*DIRECTIONS*
Make an exact copy of the lines, leaving the pictures out.

*RECORDS TO USE*
---
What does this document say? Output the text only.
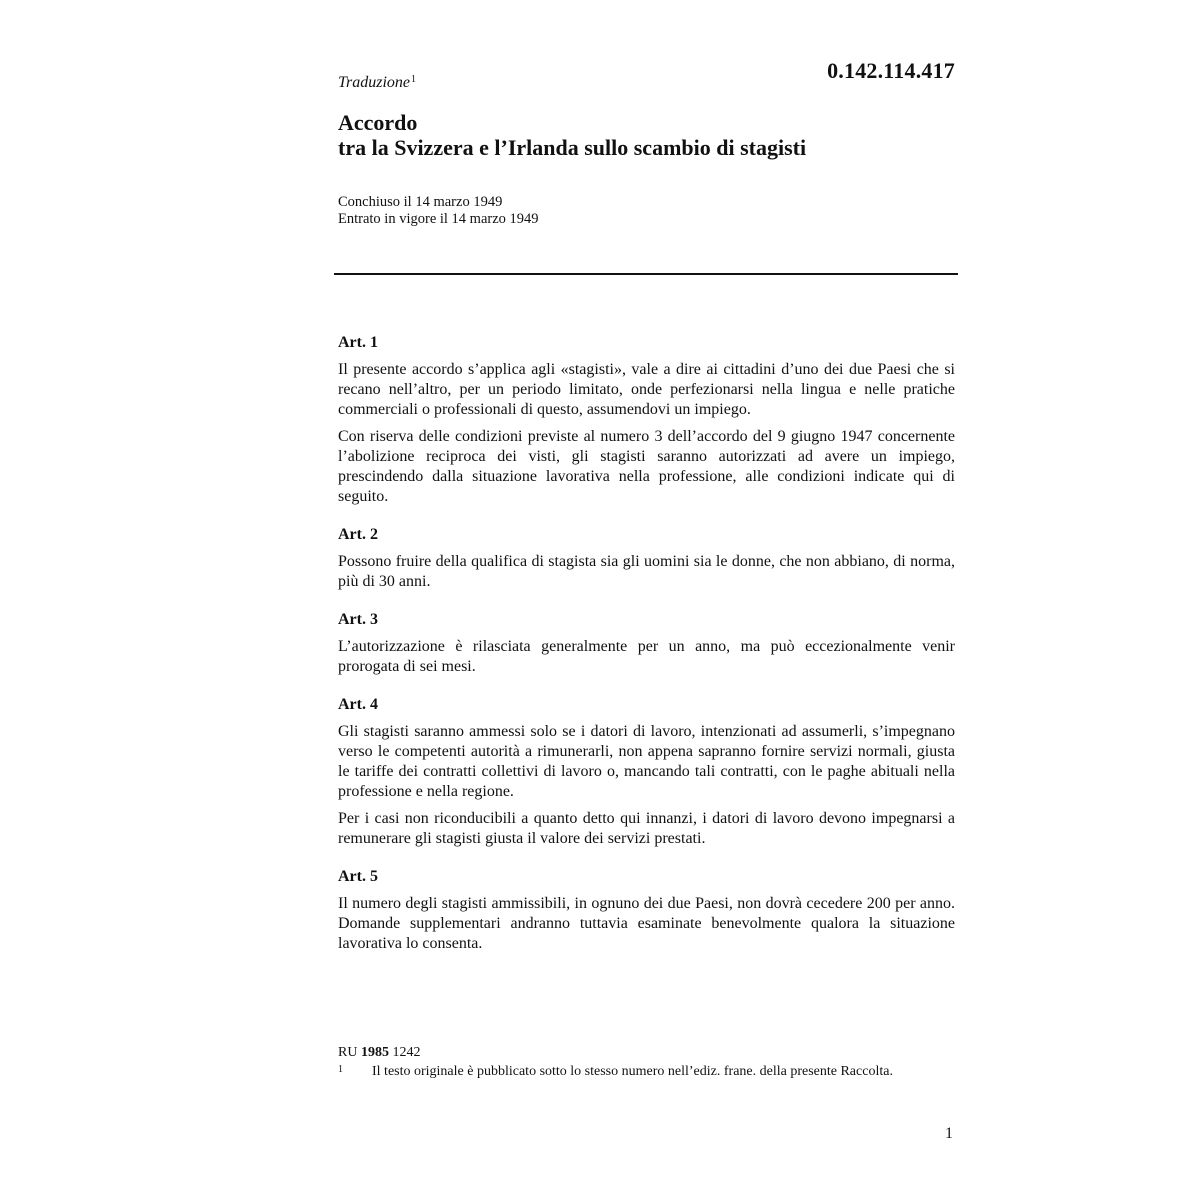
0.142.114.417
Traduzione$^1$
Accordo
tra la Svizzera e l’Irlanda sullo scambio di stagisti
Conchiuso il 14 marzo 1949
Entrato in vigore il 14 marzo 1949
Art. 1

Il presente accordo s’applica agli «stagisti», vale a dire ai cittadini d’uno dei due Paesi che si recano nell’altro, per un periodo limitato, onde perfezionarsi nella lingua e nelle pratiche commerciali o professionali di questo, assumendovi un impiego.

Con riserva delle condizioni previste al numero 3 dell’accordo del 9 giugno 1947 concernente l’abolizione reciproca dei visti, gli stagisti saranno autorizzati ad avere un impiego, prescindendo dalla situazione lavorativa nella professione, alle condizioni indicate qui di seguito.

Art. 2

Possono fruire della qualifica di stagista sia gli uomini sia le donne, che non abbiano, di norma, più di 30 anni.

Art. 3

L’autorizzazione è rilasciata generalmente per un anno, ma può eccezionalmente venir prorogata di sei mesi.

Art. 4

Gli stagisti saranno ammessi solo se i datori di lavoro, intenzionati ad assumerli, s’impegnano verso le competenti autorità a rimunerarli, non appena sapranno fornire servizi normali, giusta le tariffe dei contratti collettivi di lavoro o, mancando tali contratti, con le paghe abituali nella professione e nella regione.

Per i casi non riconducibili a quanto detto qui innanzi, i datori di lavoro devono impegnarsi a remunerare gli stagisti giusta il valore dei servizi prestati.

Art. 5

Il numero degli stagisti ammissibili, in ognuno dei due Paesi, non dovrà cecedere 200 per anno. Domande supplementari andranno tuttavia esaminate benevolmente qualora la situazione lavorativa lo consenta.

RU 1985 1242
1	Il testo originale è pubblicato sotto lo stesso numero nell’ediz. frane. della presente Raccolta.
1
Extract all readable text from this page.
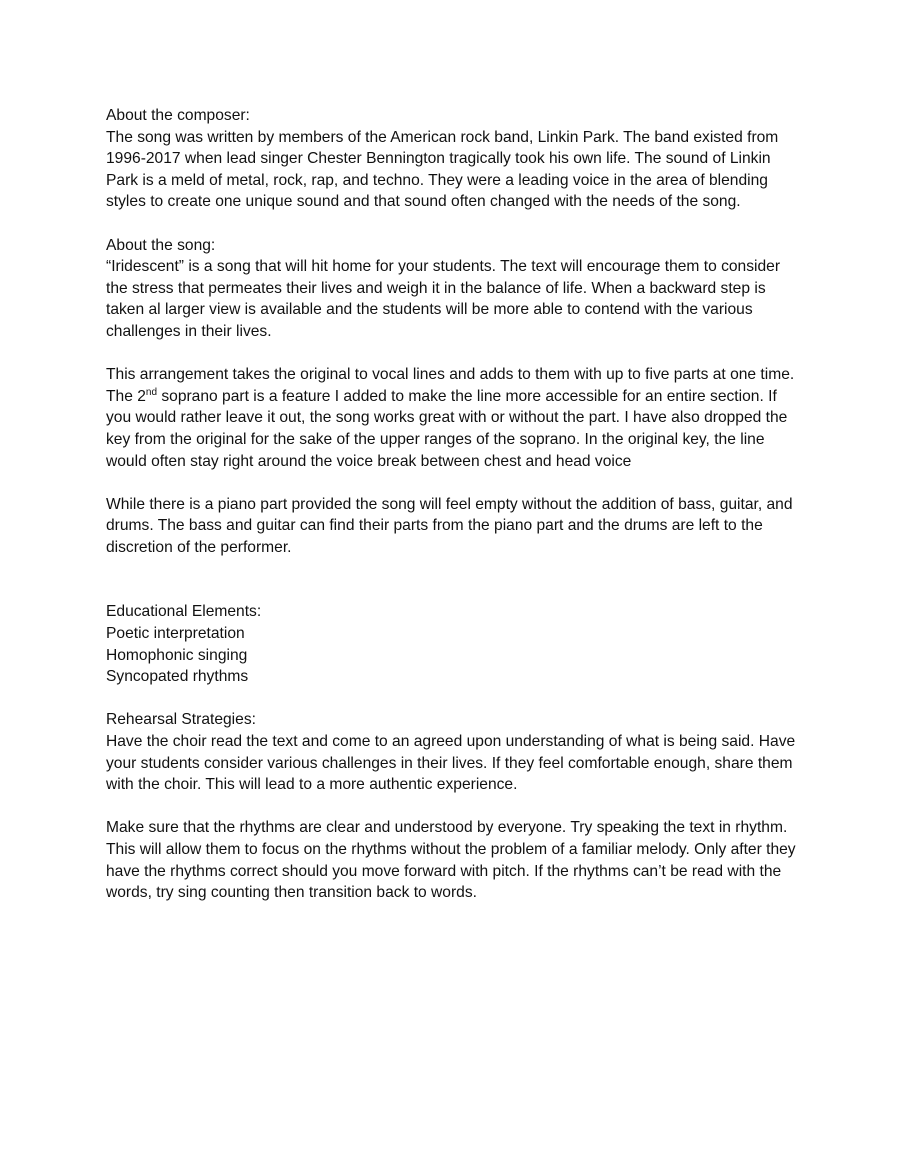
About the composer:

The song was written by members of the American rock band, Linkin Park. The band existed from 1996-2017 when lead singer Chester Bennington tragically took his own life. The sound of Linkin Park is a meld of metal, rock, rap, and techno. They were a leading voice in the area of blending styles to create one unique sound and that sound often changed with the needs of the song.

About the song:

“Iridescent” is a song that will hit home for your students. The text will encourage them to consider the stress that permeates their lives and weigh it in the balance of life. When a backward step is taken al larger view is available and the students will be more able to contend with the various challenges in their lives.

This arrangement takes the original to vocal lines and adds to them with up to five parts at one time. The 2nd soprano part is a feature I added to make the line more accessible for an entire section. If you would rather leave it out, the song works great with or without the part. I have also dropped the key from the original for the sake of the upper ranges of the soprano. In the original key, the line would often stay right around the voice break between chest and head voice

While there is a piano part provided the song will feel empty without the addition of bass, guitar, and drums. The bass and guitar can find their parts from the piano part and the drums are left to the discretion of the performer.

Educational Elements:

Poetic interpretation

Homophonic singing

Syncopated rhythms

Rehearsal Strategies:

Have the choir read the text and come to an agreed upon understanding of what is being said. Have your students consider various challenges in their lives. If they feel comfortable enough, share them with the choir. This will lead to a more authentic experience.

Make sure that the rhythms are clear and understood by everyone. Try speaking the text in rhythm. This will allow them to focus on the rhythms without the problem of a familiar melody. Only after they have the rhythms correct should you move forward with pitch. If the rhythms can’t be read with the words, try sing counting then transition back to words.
---
*WORKED ANSWER*
What does this document say? Output the text only.
0.142.114.417
Traduzione$^1$
Accordo
tra la Svizzera e l’Irlanda sullo scambio di stagisti
Conchiuso il 14 marzo 1949
Entrato in vigore il 14 marzo 1949
Art. 1

Il presente accordo s’applica agli «stagisti», vale a dire ai cittadini d’uno dei due Paesi che si recano nell’altro, per un periodo limitato, onde perfezionarsi nella lingua e nelle pratiche commerciali o professionali di questo, assumendovi un impiego.

Con riserva delle condizioni previste al numero 3 dell’accordo del 9 giugno 1947 concernente l’abolizione reciproca dei visti, gli stagisti saranno autorizzati ad avere un impiego, prescindendo dalla situazione lavorativa nella professione, alle condizioni indicate qui di seguito.

Art. 2

Possono fruire della qualifica di stagista sia gli uomini sia le donne, che non abbiano, di norma, più di 30 anni.

Art. 3

L’autorizzazione è rilasciata generalmente per un anno, ma può eccezionalmente venir prorogata di sei mesi.

Art. 4

Gli stagisti saranno ammessi solo se i datori di lavoro, intenzionati ad assumerli, s’impegnano verso le competenti autorità a rimunerarli, non appena sapranno fornire servizi normali, giusta le tariffe dei contratti collettivi di lavoro o, mancando tali contratti, con le paghe abituali nella professione e nella regione.

Per i casi non riconducibili a quanto detto qui innanzi, i datori di lavoro devono impegnarsi a remunerare gli stagisti giusta il valore dei servizi prestati.

Art. 5

Il numero degli stagisti ammissibili, in ognuno dei due Paesi, non dovrà cecedere 200 per anno. Domande supplementari andranno tuttavia esaminate benevolmente qualora la situazione lavorativa lo consenta.

RU 1985 1242
1	Il testo originale è pubblicato sotto lo stesso numero nell’ediz. frane. della presente Raccolta.
1
Extract all readable text from this page.
About the composer:

The song was written by members of the American rock band, Linkin Park. The band existed from 1996-2017 when lead singer Chester Bennington tragically took his own life. The sound of Linkin Park is a meld of metal, rock, rap, and techno. They were a leading voice in the area of blending styles to create one unique sound and that sound often changed with the needs of the song.

About the song:

“Iridescent” is a song that will hit home for your students. The text will encourage them to consider the stress that permeates their lives and weigh it in the balance of life. When a backward step is taken al larger view is available and the students will be more able to contend with the various challenges in their lives.

This arrangement takes the original to vocal lines and adds to them with up to five parts at one time. The 2nd soprano part is a feature I added to make the line more accessible for an entire section. If you would rather leave it out, the song works great with or without the part. I have also dropped the key from the original for the sake of the upper ranges of the soprano. In the original key, the line would often stay right around the voice break between chest and head voice

While there is a piano part provided the song will feel empty without the addition of bass, guitar, and drums. The bass and guitar can find their parts from the piano part and the drums are left to the discretion of the performer.

Educational Elements:

Poetic interpretation

Homophonic singing

Syncopated rhythms

Rehearsal Strategies:

Have the choir read the text and come to an agreed upon understanding of what is being said. Have your students consider various challenges in their lives. If they feel comfortable enough, share them with the choir. This will lead to a more authentic experience.

Make sure that the rhythms are clear and understood by everyone. Try speaking the text in rhythm. This will allow them to focus on the rhythms without the problem of a familiar melody. Only after they have the rhythms correct should you move forward with pitch. If the rhythms can’t be read with the words, try sing counting then transition back to words.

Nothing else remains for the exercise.